_EXERCISE AIM_. Each entry must be given again exactly; images do not belong in the copy.
------ DATA RECORDS ------
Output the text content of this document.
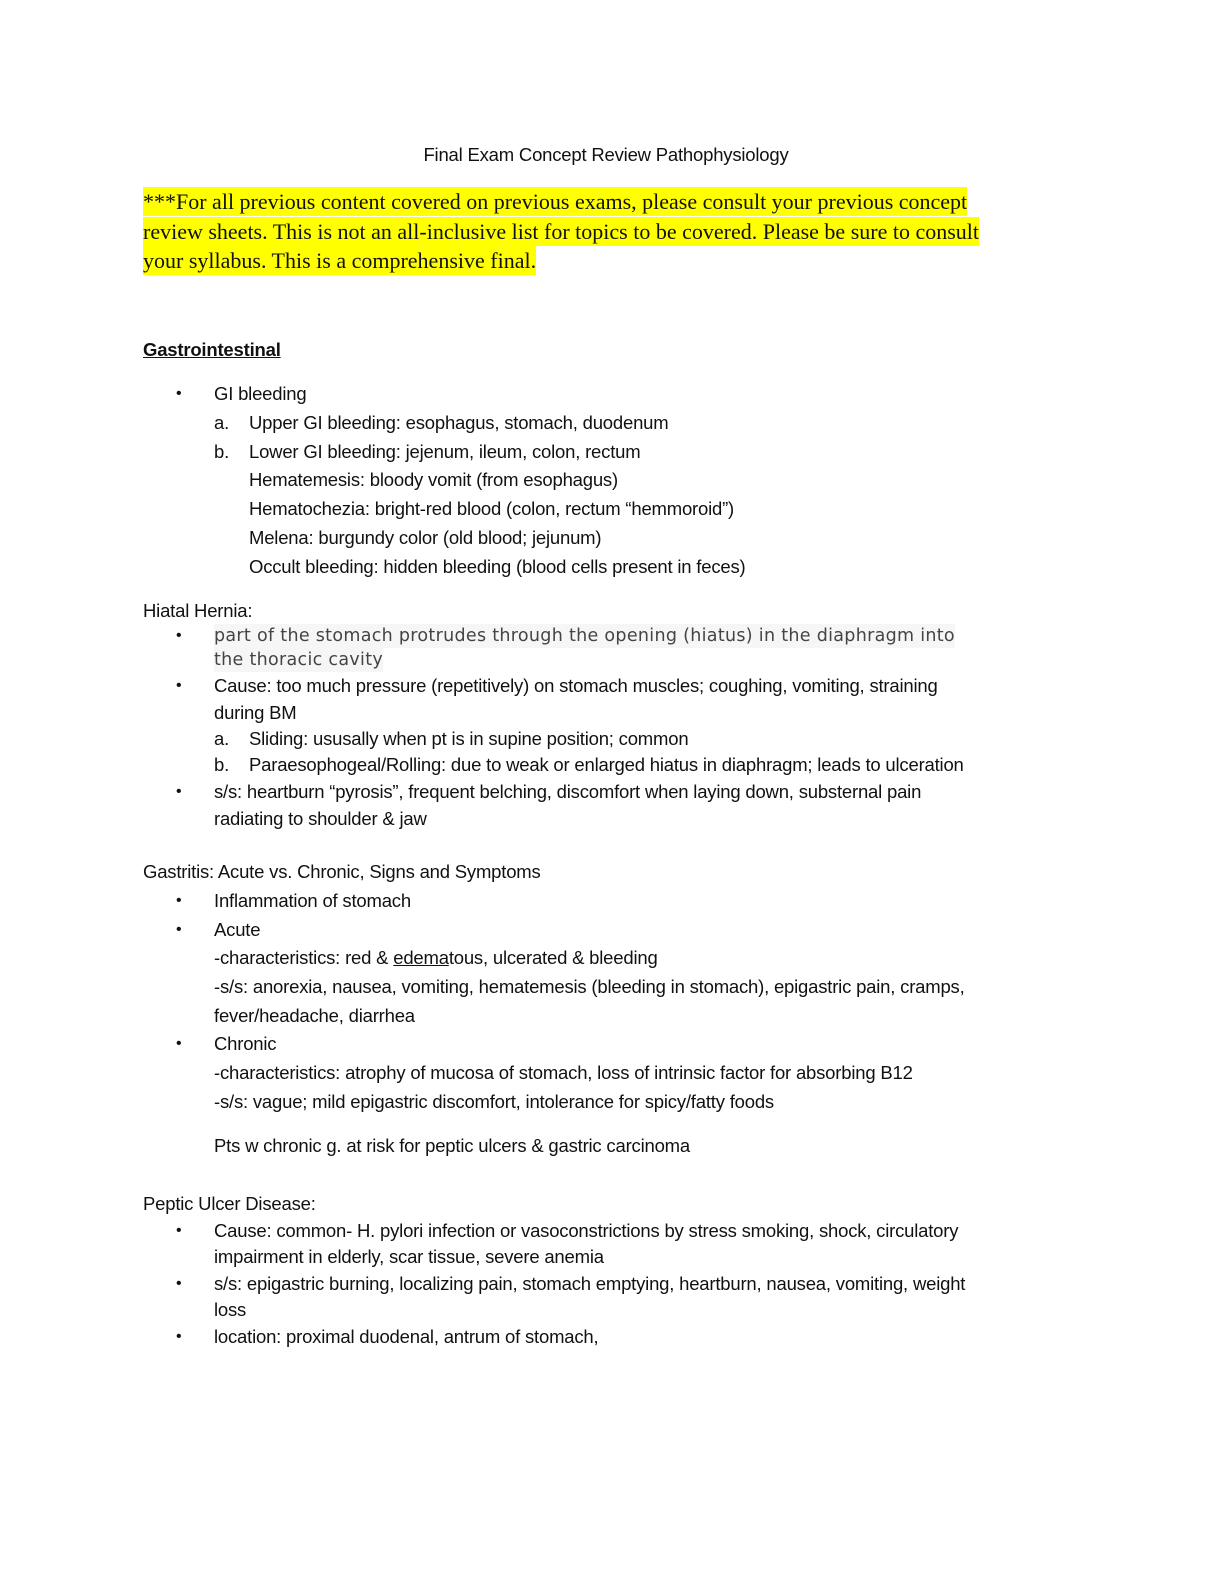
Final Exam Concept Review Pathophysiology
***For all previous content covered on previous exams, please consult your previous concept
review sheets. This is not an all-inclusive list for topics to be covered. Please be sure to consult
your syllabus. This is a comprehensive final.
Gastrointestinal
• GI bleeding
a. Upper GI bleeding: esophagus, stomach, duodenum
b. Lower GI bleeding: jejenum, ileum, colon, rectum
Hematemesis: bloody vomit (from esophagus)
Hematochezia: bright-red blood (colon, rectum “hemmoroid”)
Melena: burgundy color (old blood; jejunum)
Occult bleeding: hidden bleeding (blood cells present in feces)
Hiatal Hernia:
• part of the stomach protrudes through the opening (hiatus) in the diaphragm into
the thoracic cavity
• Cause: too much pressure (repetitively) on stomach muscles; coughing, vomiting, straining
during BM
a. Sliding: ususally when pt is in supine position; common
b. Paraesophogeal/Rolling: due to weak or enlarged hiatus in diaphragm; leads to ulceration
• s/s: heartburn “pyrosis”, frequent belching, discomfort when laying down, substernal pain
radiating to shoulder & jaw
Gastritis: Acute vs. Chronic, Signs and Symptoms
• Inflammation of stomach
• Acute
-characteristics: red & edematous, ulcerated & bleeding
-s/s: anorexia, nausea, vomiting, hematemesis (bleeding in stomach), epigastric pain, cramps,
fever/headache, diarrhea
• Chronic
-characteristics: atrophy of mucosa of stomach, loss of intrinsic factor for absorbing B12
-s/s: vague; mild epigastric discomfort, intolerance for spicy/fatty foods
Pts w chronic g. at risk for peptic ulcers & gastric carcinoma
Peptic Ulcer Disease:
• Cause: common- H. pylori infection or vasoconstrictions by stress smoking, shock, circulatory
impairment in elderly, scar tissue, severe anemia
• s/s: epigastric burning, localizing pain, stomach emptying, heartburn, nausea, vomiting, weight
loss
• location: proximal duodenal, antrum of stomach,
------
_WRITTEN ANSWER_.
Output the text content of this document.
Final Exam Concept Review Pathophysiology
***For all previous content covered on previous exams, please consult your previous concept
review sheets. This is not an all-inclusive list for topics to be covered. Please be sure to consult
your syllabus. This is a comprehensive final.
Gastrointestinal
• GI bleeding
a. Upper GI bleeding: esophagus, stomach, duodenum
b. Lower GI bleeding: jejenum, ileum, colon, rectum
Hematemesis: bloody vomit (from esophagus)
Hematochezia: bright-red blood (colon, rectum “hemmoroid”)
Melena: burgundy color (old blood; jejunum)
Occult bleeding: hidden bleeding (blood cells present in feces)
Hiatal Hernia:
• part of the stomach protrudes through the opening (hiatus) in the diaphragm into
the thoracic cavity
• Cause: too much pressure (repetitively) on stomach muscles; coughing, vomiting, straining
during BM
a. Sliding: ususally when pt is in supine position; common
b. Paraesophogeal/Rolling: due to weak or enlarged hiatus in diaphragm; leads to ulceration
• s/s: heartburn “pyrosis”, frequent belching, discomfort when laying down, substernal pain
radiating to shoulder & jaw
Gastritis: Acute vs. Chronic, Signs and Symptoms
• Inflammation of stomach
• Acute
-characteristics: red & edematous, ulcerated & bleeding
-s/s: anorexia, nausea, vomiting, hematemesis (bleeding in stomach), epigastric pain, cramps,
fever/headache, diarrhea
• Chronic
-characteristics: atrophy of mucosa of stomach, loss of intrinsic factor for absorbing B12
-s/s: vague; mild epigastric discomfort, intolerance for spicy/fatty foods
Pts w chronic g. at risk for peptic ulcers & gastric carcinoma
Peptic Ulcer Disease:
• Cause: common- H. pylori infection or vasoconstrictions by stress smoking, shock, circulatory
impairment in elderly, scar tissue, severe anemia
• s/s: epigastric burning, localizing pain, stomach emptying, heartburn, nausea, vomiting, weight
loss
• location: proximal duodenal, antrum of stomach,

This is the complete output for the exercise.